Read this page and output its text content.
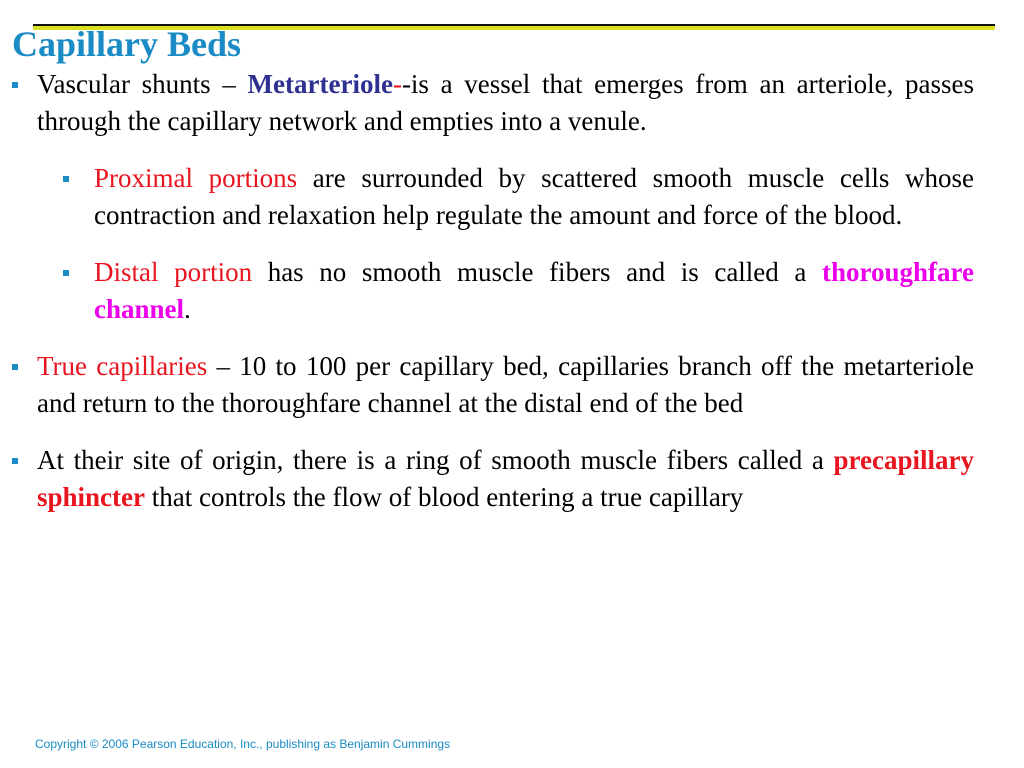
Capillary Beds
Vascular shunts – Metarteriole--is a vessel that emerges from an arteriole, passes through the capillary network and empties into a venule.
Proximal portions are surrounded by scattered smooth muscle cells whose contraction and relaxation help regulate the amount and force of the blood.
Distal portion has no smooth muscle fibers and is called a thoroughfare channel.
True capillaries – 10 to 100 per capillary bed, capillaries branch off the metarteriole and return to the thoroughfare channel at the distal end of the bed
At their site of origin, there is a ring of smooth muscle fibers called a precapillary sphincter that controls the flow of blood entering a true capillary
Copyright © 2006 Pearson Education, Inc., publishing as Benjamin Cummings
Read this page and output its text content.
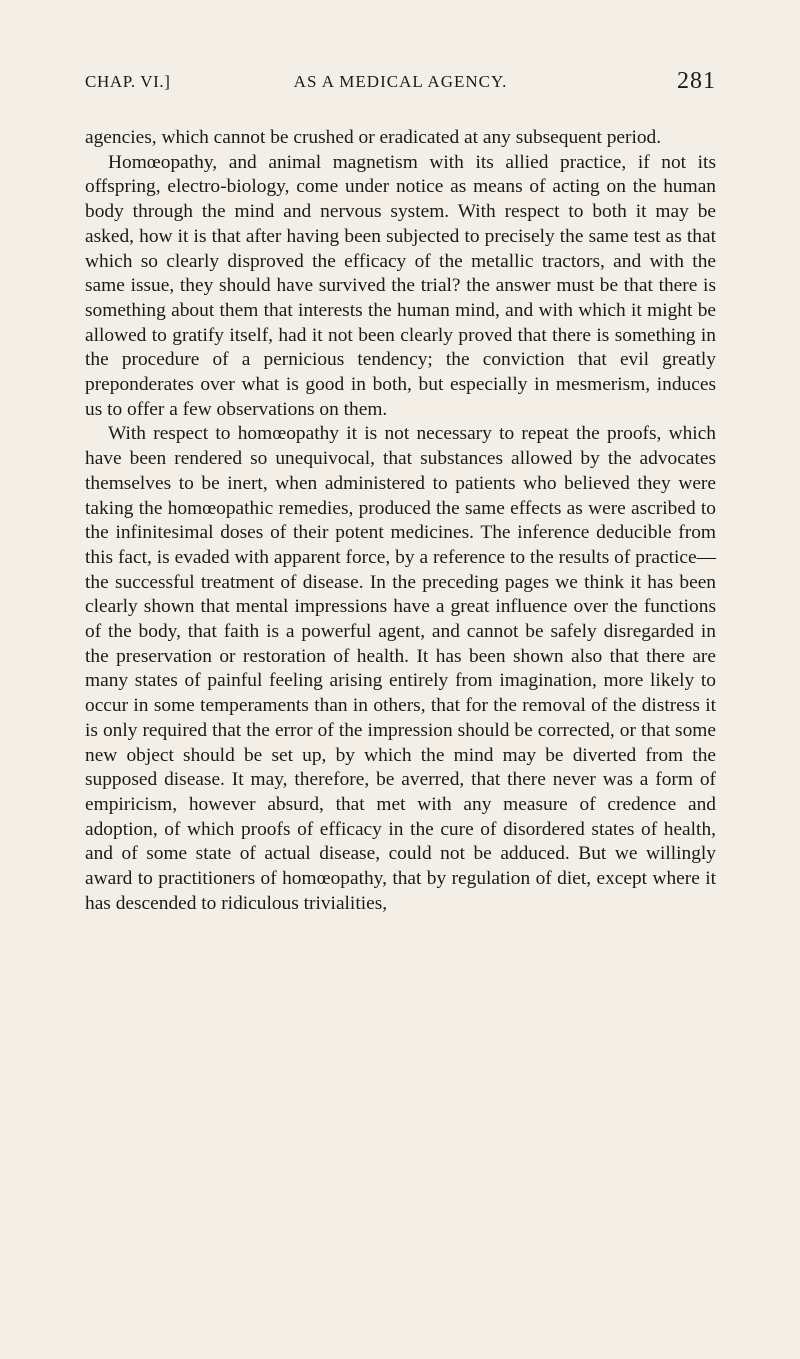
CHAP. VI.]	AS A MEDICAL AGENCY.	281

agencies, which cannot be crushed or eradicated at any subsequent period.

Homœopathy, and animal magnetism with its allied practice, if not its offspring, electro-biology, come under notice as means of acting on the human body through the mind and nervous system. With respect to both it may be asked, how it is that after having been subjected to precisely the same test as that which so clearly disproved the efficacy of the metallic tractors, and with the same issue, they should have survived the trial? the answer must be that there is something about them that interests the human mind, and with which it might be allowed to gratify itself, had it not been clearly proved that there is something in the procedure of a pernicious tendency; the conviction that evil greatly preponderates over what is good in both, but especially in mesmerism, induces us to offer a few observations on them.

With respect to homœopathy it is not necessary to repeat the proofs, which have been rendered so unequivocal, that substances allowed by the advocates themselves to be inert, when administered to patients who believed they were taking the homœopathic remedies, produced the same effects as were ascribed to the infinitesimal doses of their potent medicines. The inference deducible from this fact, is evaded with apparent force, by a reference to the results of practice— the successful treatment of disease. In the preceding pages we think it has been clearly shown that mental impressions have a great influence over the functions of the body, that faith is a powerful agent, and cannot be safely disregarded in the preservation or restoration of health. It has been shown also that there are many states of painful feeling arising entirely from imagination, more likely to occur in some temperaments than in others, that for the removal of the distress it is only required that the error of the impression should be corrected, or that some new object should be set up, by which the mind may be diverted from the supposed disease. It may, therefore, be averred, that there never was a form of empiricism, however absurd, that met with any measure of credence and adoption, of which proofs of efficacy in the cure of disordered states of health, and of some state of actual disease, could not be adduced. But we willingly award to practitioners of homœopathy, that by regulation of diet, except where it has descended to ridiculous trivialities,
···
§ **TASK TO COMPLETE**
The answer must be all the lines above that hold the word "called".

§ **WRITTEN ANSWER**
Distal portion has no smooth muscle fibers and is called a thoroughfare channel.
At their site of origin, there is a ring of smooth muscle fibers called a precapillary sphincter that controls the flow of blood entering a true capillary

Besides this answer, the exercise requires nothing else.